▶ _EXERCISE_:
Print each of the entries exactly, leaving nothing out.

(Records from a data source)

================

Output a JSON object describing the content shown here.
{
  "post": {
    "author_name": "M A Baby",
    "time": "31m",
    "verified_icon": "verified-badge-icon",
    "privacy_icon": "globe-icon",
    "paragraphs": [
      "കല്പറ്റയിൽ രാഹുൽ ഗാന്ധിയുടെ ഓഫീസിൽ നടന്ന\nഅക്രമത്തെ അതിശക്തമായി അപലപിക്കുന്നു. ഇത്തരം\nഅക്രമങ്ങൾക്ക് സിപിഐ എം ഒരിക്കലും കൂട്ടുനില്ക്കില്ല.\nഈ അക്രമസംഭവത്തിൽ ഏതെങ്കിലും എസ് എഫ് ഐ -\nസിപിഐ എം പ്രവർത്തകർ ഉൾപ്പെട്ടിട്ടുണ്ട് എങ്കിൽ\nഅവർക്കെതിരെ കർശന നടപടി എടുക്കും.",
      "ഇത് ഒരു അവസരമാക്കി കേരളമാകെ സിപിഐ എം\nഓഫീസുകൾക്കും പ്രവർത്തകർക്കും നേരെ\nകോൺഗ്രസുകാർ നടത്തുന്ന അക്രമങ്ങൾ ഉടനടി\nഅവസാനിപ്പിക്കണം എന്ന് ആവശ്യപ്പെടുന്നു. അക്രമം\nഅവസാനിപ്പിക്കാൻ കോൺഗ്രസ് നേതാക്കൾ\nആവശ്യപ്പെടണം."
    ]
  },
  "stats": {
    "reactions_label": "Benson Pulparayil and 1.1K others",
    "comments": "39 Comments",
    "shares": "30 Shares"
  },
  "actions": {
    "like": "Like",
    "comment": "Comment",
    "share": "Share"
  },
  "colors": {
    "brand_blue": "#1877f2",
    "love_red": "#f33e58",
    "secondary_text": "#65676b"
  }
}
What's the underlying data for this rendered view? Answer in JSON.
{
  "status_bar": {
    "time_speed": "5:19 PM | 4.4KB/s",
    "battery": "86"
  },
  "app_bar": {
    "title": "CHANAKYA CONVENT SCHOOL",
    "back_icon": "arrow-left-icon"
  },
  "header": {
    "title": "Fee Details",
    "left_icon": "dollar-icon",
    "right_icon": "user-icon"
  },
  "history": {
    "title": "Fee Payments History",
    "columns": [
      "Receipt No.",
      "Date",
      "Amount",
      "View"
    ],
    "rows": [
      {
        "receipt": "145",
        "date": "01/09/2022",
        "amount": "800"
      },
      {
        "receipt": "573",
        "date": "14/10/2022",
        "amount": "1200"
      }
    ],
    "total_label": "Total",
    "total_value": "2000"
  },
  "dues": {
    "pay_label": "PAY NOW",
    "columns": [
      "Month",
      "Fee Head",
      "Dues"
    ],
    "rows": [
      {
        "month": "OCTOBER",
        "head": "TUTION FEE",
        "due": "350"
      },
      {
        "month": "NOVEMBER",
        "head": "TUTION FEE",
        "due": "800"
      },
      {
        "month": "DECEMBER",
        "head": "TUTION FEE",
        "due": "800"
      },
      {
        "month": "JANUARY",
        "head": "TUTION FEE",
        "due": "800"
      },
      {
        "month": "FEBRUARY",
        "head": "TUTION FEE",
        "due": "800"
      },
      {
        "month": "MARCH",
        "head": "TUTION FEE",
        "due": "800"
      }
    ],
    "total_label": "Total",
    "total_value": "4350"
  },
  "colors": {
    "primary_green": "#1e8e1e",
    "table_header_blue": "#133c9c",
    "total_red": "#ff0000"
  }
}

================

▶ _RIGHT ANSWER_:
Output a JSON object describing the content shown here.
{
  "post": {
    "author_name": "M A Baby",
    "time": "31m",
    "verified_icon": "verified-badge-icon",
    "privacy_icon": "globe-icon",
    "paragraphs": [
      "കല്പറ്റയിൽ രാഹുൽ ഗാന്ധിയുടെ ഓഫീസിൽ നടന്ന\nഅക്രമത്തെ അതിശക്തമായി അപലപിക്കുന്നു. ഇത്തരം\nഅക്രമങ്ങൾക്ക് സിപിഐ എം ഒരിക്കലും കൂട്ടുനില്ക്കില്ല.\nഈ അക്രമസംഭവത്തിൽ ഏതെങ്കിലും എസ് എഫ് ഐ -\nസിപിഐ എം പ്രവർത്തകർ ഉൾപ്പെട്ടിട്ടുണ്ട് എങ്കിൽ\nഅവർക്കെതിരെ കർശന നടപടി എടുക്കും.",
      "ഇത് ഒരു അവസരമാക്കി കേരളമാകെ സിപിഐ എം\nഓഫീസുകൾക്കും പ്രവർത്തകർക്കും നേരെ\nകോൺഗ്രസുകാർ നടത്തുന്ന അക്രമങ്ങൾ ഉടനടി\nഅവസാനിപ്പിക്കണം എന്ന് ആവശ്യപ്പെടുന്നു. അക്രമം\nഅവസാനിപ്പിക്കാൻ കോൺഗ്രസ് നേതാക്കൾ\nആവശ്യപ്പെടണം."
    ]
  },
  "stats": {
    "reactions_label": "Benson Pulparayil and 1.1K others",
    "comments": "39 Comments",
    "shares": "30 Shares"
  },
  "actions": {
    "like": "Like",
    "comment": "Comment",
    "share": "Share"
  },
  "colors": {
    "brand_blue": "#1877f2",
    "love_red": "#f33e58",
    "secondary_text": "#65676b"
  }
}
What's the underlying data for this rendered view? Answer in JSON.
{
  "status_bar": {
    "time_speed": "5:19 PM | 4.4KB/s",
    "battery": "86"
  },
  "app_bar": {
    "title": "CHANAKYA CONVENT SCHOOL",
    "back_icon": "arrow-left-icon"
  },
  "header": {
    "title": "Fee Details",
    "left_icon": "dollar-icon",
    "right_icon": "user-icon"
  },
  "history": {
    "title": "Fee Payments History",
    "columns": [
      "Receipt No.",
      "Date",
      "Amount",
      "View"
    ],
    "rows": [
      {
        "receipt": "145",
        "date": "01/09/2022",
        "amount": "800"
      },
      {
        "receipt": "573",
        "date": "14/10/2022",
        "amount": "1200"
      }
    ],
    "total_label": "Total",
    "total_value": "2000"
  },
  "dues": {
    "pay_label": "PAY NOW",
    "columns": [
      "Month",
      "Fee Head",
      "Dues"
    ],
    "rows": [
      {
        "month": "OCTOBER",
        "head": "TUTION FEE",
        "due": "350"
      },
      {
        "month": "NOVEMBER",
        "head": "TUTION FEE",
        "due": "800"
      },
      {
        "month": "DECEMBER",
        "head": "TUTION FEE",
        "due": "800"
      },
      {
        "month": "JANUARY",
        "head": "TUTION FEE",
        "due": "800"
      },
      {
        "month": "FEBRUARY",
        "head": "TUTION FEE",
        "due": "800"
      },
      {
        "month": "MARCH",
        "head": "TUTION FEE",
        "due": "800"
      }
    ],
    "total_label": "Total",
    "total_value": "4350"
  },
  "colors": {
    "primary_green": "#1e8e1e",
    "table_header_blue": "#133c9c",
    "total_red": "#ff0000"
  }
}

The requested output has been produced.